-- START OF Working data --
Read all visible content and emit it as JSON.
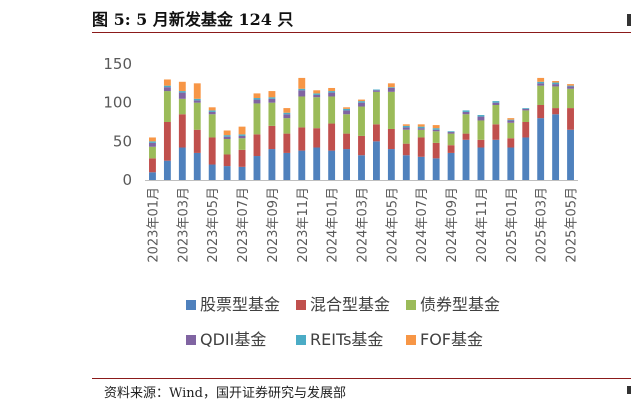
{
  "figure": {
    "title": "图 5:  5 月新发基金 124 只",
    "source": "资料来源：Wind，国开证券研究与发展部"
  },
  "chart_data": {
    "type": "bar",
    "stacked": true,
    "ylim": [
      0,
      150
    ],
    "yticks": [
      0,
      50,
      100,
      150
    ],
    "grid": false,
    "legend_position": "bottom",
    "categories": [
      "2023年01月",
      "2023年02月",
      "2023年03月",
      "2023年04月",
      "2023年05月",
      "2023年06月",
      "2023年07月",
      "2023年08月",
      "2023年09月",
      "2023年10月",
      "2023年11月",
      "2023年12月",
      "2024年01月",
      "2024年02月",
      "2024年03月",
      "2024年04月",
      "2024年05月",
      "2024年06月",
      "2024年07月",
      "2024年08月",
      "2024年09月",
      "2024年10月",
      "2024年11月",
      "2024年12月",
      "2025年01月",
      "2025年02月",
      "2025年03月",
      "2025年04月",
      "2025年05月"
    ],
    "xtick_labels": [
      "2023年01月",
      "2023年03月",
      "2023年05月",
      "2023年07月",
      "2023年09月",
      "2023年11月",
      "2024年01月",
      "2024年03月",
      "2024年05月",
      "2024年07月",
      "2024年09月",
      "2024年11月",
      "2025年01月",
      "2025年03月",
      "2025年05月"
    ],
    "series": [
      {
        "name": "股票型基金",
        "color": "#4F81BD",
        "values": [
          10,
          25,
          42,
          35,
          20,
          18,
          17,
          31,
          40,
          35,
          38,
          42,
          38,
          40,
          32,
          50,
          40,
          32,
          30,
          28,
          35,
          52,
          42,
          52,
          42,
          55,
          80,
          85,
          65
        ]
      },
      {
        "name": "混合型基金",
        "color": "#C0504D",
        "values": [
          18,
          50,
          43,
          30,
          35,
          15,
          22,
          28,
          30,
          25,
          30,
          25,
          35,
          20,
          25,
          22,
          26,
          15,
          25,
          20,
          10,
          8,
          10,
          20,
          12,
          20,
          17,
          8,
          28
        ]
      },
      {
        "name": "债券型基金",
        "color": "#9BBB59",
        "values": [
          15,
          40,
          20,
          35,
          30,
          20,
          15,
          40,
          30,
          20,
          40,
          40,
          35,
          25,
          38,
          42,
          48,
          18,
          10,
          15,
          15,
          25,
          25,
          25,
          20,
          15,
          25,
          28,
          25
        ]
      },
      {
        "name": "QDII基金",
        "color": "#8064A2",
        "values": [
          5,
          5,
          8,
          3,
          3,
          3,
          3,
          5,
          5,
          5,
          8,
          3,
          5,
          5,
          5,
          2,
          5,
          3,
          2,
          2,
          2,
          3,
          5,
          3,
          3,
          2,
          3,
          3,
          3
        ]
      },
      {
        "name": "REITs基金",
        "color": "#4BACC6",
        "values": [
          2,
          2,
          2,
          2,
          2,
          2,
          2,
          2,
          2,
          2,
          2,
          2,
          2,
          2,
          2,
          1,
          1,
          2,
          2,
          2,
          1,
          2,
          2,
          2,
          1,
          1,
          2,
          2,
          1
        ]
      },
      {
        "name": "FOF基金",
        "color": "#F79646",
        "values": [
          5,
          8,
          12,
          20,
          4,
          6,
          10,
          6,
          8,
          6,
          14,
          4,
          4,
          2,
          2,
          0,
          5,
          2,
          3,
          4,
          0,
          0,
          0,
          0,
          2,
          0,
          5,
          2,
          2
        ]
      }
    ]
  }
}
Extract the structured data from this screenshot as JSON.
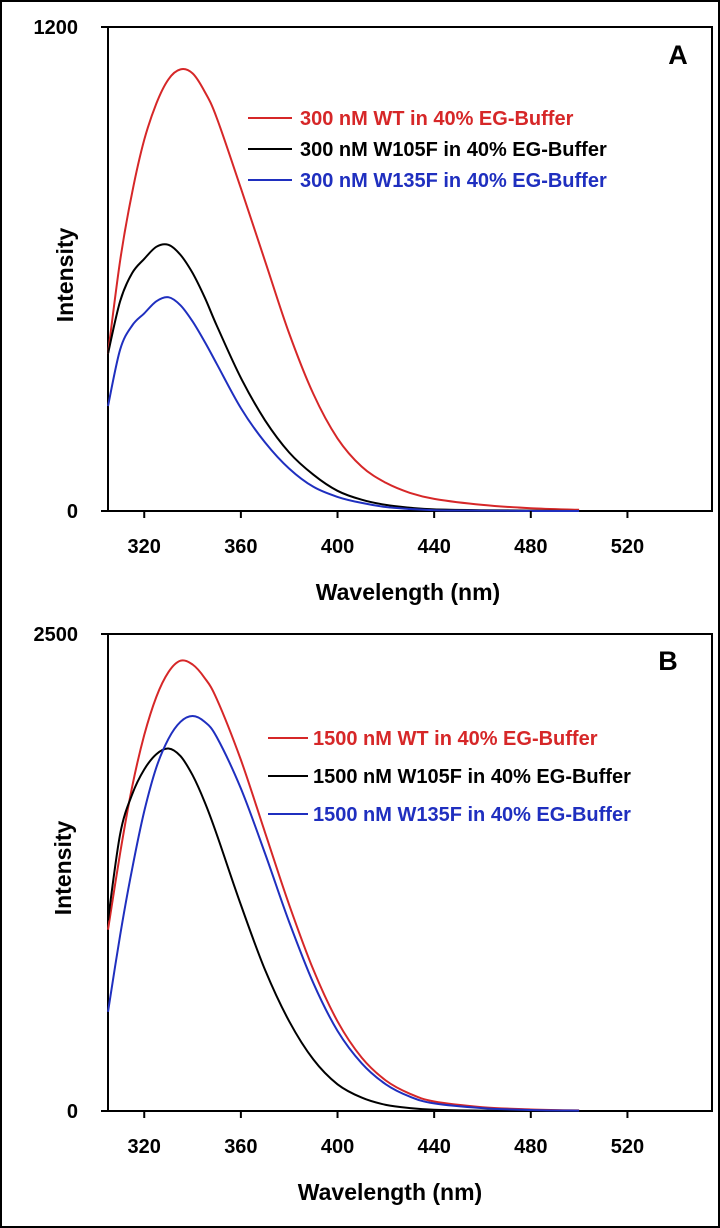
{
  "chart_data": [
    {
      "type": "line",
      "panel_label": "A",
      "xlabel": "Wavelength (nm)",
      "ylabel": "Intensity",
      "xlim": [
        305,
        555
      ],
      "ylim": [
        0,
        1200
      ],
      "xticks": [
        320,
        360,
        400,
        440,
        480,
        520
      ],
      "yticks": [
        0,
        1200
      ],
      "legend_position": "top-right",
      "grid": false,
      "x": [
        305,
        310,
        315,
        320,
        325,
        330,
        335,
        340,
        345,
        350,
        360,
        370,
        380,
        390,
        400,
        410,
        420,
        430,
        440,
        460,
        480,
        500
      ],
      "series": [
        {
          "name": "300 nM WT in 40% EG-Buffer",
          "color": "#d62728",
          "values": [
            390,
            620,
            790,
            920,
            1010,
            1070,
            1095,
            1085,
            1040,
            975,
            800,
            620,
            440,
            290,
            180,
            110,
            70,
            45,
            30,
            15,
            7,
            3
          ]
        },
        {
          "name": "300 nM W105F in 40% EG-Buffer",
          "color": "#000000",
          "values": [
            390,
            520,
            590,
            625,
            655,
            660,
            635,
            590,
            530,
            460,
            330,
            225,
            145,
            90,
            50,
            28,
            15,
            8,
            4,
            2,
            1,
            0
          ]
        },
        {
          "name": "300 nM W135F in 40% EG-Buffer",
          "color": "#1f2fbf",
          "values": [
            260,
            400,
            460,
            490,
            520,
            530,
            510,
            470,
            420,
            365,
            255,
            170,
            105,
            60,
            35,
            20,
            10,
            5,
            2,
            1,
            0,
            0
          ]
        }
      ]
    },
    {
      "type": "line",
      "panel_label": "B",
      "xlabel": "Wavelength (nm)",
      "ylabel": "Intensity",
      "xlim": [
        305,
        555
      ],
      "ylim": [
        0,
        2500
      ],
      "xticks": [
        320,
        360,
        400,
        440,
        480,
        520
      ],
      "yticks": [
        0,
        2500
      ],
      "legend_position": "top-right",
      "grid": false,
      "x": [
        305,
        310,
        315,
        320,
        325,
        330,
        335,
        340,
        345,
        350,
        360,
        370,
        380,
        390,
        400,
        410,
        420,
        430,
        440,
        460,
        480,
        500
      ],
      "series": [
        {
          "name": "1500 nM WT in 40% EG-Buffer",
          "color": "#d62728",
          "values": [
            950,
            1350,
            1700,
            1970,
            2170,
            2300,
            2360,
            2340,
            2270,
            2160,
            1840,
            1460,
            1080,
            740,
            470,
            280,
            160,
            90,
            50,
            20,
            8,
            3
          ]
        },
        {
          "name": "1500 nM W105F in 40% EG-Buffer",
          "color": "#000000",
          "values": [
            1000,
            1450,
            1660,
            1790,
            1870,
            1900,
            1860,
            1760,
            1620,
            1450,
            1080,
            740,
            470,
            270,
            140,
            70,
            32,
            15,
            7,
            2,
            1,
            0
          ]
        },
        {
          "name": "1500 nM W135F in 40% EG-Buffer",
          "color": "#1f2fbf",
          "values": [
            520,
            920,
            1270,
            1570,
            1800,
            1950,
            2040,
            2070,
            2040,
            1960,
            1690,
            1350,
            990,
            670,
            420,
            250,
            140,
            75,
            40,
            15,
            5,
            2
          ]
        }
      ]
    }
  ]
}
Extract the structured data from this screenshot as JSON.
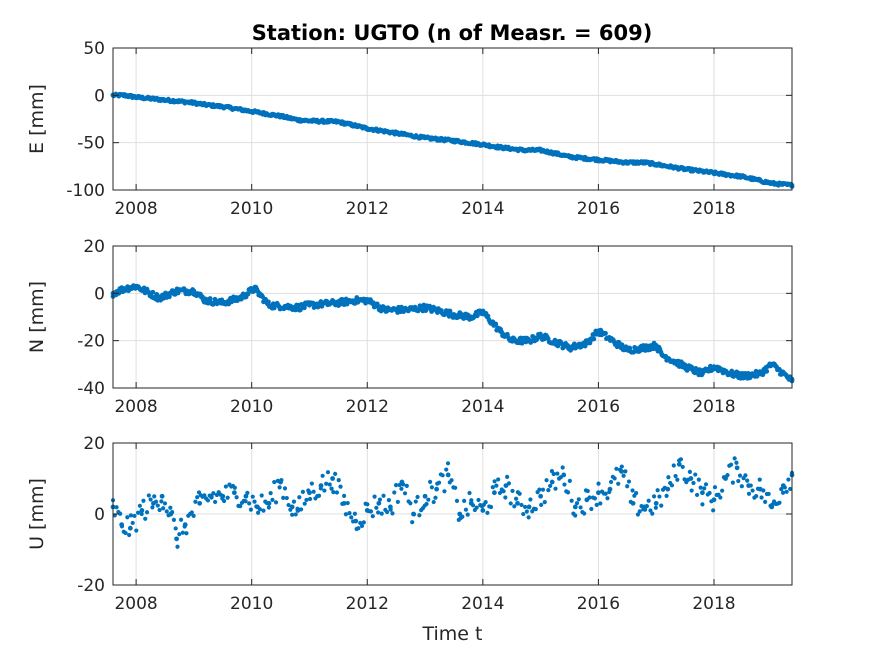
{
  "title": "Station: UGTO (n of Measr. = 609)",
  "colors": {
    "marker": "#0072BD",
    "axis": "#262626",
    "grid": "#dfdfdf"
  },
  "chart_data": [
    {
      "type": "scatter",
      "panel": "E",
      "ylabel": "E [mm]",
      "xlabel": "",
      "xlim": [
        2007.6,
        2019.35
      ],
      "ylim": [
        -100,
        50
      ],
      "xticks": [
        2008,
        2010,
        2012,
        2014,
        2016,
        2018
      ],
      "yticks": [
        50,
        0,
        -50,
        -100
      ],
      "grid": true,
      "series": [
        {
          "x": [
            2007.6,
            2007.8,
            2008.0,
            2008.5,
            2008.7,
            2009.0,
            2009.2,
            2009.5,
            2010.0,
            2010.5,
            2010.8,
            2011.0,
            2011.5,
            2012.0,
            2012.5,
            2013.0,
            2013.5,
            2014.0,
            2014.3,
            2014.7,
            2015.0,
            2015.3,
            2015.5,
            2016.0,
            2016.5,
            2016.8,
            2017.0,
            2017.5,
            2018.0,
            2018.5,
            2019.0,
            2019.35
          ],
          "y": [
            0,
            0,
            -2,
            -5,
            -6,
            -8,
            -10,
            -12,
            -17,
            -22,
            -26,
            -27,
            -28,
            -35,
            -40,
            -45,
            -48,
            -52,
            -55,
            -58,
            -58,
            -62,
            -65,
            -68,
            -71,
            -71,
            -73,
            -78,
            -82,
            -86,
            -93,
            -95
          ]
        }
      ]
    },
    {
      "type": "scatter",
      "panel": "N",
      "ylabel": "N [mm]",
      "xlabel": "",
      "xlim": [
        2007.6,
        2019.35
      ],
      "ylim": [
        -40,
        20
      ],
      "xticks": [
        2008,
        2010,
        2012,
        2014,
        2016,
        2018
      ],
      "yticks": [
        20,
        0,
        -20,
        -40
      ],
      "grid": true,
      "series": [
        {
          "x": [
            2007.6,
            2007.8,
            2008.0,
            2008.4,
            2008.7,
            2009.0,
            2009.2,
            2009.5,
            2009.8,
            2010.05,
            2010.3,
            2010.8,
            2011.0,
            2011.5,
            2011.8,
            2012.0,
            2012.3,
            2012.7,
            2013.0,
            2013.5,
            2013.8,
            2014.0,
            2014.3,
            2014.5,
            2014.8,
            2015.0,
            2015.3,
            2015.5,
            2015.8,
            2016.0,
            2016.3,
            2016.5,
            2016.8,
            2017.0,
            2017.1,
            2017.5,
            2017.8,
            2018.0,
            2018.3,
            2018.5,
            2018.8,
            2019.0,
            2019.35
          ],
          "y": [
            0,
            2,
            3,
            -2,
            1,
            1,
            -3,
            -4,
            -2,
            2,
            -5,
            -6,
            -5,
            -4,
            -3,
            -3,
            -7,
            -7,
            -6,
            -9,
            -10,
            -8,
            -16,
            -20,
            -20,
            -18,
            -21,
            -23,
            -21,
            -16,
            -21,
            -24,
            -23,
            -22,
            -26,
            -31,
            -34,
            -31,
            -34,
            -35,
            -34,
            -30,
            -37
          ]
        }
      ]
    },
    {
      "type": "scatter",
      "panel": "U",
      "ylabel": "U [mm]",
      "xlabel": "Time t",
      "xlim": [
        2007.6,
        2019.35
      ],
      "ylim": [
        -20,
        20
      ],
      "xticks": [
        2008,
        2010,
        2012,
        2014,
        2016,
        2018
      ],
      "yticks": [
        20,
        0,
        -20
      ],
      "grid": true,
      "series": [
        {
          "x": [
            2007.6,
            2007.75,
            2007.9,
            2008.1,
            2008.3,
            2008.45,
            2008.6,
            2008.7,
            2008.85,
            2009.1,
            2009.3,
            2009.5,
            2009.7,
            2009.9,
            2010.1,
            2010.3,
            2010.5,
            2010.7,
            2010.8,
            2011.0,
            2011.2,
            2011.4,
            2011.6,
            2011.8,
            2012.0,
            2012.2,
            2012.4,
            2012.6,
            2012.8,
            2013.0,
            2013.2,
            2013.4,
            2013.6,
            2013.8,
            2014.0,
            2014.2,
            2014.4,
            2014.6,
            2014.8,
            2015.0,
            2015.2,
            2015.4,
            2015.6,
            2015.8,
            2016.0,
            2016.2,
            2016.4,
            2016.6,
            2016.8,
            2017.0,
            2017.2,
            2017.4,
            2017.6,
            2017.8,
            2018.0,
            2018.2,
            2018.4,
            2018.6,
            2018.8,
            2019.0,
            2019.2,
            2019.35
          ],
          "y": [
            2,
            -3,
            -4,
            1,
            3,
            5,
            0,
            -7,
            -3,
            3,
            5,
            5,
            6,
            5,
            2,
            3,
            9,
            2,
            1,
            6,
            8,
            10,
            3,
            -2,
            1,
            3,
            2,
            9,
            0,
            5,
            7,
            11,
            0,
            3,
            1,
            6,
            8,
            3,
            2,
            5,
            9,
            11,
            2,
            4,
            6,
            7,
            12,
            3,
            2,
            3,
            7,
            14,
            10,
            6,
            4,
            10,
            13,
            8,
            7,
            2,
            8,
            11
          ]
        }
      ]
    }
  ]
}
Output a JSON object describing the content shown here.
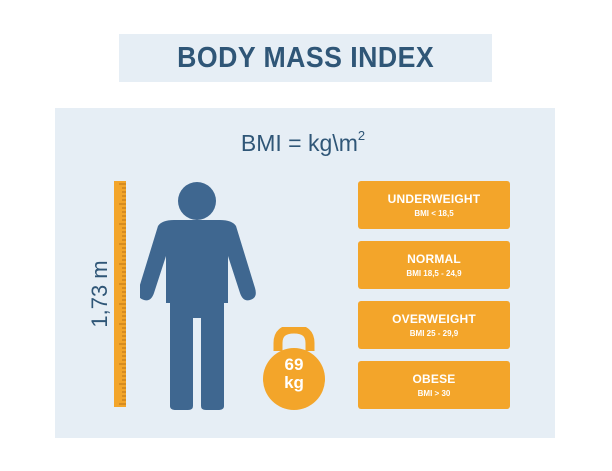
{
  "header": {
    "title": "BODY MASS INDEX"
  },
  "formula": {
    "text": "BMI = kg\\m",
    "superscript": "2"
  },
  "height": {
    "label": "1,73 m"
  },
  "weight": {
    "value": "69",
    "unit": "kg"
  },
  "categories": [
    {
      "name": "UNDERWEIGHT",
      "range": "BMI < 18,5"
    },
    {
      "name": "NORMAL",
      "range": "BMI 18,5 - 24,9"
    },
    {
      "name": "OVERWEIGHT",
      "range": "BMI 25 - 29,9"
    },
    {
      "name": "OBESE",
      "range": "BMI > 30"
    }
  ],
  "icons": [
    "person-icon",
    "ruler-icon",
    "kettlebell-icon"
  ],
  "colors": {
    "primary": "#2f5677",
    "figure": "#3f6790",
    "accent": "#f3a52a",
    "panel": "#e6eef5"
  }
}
-- END OF Working data --
Aim of the task: Beginning with the line that holds "Output a JSON", output each line to the end of the material above, exactly, omitting the pictures.

Exercise result:
Output a JSON object describing the content shown here.
{
  "header": {
    "title": "BODY MASS INDEX"
  },
  "formula": {
    "text": "BMI = kg\\m",
    "superscript": "2"
  },
  "height": {
    "label": "1,73 m"
  },
  "weight": {
    "value": "69",
    "unit": "kg"
  },
  "categories": [
    {
      "name": "UNDERWEIGHT",
      "range": "BMI < 18,5"
    },
    {
      "name": "NORMAL",
      "range": "BMI 18,5 - 24,9"
    },
    {
      "name": "OVERWEIGHT",
      "range": "BMI 25 - 29,9"
    },
    {
      "name": "OBESE",
      "range": "BMI > 30"
    }
  ],
  "icons": [
    "person-icon",
    "ruler-icon",
    "kettlebell-icon"
  ],
  "colors": {
    "primary": "#2f5677",
    "figure": "#3f6790",
    "accent": "#f3a52a",
    "panel": "#e6eef5"
  }
}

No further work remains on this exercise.